Pull out and copy every line of the material that contains the word "element", counting a line only when the letter case matches.
═══ DATA FOR PROCESSING
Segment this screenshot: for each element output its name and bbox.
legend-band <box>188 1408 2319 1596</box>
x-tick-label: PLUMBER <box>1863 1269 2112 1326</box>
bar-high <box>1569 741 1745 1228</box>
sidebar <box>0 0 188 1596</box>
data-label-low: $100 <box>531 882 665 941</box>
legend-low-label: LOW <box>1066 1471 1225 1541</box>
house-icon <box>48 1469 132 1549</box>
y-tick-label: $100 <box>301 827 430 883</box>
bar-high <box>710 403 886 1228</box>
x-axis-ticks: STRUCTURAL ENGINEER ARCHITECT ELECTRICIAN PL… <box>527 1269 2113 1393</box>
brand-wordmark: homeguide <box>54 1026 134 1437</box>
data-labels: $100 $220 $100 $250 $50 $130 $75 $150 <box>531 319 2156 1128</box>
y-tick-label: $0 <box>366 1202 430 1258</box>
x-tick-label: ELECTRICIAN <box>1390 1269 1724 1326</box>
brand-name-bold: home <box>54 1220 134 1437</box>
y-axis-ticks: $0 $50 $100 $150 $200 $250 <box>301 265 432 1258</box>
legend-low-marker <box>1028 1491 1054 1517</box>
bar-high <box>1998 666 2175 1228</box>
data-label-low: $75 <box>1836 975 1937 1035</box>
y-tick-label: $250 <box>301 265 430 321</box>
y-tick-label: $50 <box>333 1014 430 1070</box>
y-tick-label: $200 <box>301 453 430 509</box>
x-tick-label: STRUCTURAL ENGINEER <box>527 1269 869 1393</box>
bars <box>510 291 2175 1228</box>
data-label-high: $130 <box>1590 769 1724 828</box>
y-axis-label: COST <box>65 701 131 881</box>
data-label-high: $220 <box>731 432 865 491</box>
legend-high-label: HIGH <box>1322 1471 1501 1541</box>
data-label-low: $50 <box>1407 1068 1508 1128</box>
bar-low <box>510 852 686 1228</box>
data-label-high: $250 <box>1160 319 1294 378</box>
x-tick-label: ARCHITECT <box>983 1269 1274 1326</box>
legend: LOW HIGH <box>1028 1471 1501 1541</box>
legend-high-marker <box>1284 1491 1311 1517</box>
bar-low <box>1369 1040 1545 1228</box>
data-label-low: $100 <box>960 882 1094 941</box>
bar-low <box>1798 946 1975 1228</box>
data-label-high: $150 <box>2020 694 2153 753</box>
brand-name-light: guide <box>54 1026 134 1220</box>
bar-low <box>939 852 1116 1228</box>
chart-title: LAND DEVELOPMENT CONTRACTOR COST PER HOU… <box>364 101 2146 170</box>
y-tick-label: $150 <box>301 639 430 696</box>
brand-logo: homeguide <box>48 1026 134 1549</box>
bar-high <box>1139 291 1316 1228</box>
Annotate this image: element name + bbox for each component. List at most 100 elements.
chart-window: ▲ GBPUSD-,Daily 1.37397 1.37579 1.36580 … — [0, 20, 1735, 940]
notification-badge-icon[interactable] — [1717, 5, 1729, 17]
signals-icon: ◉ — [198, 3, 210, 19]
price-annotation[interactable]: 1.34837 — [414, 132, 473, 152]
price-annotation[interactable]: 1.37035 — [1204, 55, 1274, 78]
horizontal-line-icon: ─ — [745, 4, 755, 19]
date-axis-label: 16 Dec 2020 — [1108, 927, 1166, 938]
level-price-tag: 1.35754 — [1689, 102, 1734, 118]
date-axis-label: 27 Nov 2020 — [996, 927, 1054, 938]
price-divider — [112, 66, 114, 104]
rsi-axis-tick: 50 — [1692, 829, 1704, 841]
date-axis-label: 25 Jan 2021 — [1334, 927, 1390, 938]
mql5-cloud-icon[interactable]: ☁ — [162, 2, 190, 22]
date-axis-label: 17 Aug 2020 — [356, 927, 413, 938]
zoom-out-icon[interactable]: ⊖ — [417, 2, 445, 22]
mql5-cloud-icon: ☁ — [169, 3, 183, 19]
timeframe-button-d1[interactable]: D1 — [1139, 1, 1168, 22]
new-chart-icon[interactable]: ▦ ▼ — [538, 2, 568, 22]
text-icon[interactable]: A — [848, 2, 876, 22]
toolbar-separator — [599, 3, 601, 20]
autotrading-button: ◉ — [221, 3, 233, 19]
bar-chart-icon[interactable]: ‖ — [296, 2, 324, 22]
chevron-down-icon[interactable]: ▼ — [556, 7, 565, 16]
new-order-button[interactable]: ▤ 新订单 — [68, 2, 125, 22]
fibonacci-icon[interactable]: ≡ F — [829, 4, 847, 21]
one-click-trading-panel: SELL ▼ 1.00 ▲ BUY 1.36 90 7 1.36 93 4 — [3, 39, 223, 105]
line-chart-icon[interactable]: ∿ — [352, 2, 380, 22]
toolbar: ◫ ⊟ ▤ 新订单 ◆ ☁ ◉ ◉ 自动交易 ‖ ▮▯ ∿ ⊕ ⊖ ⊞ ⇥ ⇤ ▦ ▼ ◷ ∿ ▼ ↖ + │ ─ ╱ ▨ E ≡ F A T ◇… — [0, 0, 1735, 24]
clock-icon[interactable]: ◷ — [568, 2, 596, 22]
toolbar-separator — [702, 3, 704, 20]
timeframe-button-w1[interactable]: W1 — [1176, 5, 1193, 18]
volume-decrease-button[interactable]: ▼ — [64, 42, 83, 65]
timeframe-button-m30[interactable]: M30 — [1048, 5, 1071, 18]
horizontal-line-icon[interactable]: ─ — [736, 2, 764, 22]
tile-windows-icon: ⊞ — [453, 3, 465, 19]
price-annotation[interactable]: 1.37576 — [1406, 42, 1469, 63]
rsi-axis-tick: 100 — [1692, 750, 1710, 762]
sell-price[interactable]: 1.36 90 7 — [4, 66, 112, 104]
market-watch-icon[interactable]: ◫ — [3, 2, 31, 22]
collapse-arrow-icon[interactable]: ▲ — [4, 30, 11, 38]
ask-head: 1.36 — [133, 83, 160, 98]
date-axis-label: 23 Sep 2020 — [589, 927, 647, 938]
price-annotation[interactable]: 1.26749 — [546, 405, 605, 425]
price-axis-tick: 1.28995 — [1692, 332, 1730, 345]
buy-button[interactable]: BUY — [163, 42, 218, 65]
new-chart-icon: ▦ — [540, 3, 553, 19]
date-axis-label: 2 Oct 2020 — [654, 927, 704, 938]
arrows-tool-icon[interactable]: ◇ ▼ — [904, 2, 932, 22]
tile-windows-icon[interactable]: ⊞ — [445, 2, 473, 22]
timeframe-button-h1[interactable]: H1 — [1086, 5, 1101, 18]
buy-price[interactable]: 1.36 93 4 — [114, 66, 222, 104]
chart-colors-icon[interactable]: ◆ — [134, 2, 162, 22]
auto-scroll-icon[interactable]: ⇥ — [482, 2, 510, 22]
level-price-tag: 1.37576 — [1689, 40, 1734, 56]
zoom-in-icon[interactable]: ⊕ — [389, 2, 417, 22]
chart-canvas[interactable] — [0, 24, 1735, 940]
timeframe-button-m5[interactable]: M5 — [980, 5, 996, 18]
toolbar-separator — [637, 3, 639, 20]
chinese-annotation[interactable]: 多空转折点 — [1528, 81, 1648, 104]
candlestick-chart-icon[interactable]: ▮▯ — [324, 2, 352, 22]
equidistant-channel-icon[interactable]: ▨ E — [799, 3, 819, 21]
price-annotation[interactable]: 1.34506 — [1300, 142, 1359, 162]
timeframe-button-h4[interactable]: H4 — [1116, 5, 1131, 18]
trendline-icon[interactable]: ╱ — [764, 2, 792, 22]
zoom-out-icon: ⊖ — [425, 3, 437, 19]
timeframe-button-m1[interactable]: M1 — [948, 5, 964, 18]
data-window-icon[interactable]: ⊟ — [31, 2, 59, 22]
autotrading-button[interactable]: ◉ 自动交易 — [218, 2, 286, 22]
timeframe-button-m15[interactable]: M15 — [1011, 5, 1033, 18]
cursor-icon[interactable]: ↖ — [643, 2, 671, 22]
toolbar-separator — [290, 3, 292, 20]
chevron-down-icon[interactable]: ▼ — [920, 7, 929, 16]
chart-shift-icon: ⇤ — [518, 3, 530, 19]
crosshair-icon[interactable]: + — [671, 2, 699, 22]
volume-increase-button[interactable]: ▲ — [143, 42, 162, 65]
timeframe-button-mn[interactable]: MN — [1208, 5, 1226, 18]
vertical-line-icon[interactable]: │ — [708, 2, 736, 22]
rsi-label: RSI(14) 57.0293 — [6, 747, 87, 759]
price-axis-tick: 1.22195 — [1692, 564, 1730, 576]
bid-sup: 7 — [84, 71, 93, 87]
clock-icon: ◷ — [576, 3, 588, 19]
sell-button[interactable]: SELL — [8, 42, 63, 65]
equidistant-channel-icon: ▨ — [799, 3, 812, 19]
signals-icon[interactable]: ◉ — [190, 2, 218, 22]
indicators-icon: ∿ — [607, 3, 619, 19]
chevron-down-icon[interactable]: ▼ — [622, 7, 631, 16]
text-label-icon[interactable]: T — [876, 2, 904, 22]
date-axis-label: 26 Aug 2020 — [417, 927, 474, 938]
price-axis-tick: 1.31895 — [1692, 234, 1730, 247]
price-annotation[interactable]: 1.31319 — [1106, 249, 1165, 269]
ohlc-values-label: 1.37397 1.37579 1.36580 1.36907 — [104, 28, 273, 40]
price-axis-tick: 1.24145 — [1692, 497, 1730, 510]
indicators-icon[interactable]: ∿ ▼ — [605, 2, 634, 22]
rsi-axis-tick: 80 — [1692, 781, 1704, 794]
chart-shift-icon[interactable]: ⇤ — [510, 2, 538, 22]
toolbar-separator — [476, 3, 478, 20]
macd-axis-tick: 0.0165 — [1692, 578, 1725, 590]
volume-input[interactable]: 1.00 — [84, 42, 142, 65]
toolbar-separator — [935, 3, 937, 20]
══════
:: RESPONSE TO THE TASK ::
Segment this screenshot: for each element output its name and bbox.
Annotate this image: element name + bbox for each component. List at most 100 elements.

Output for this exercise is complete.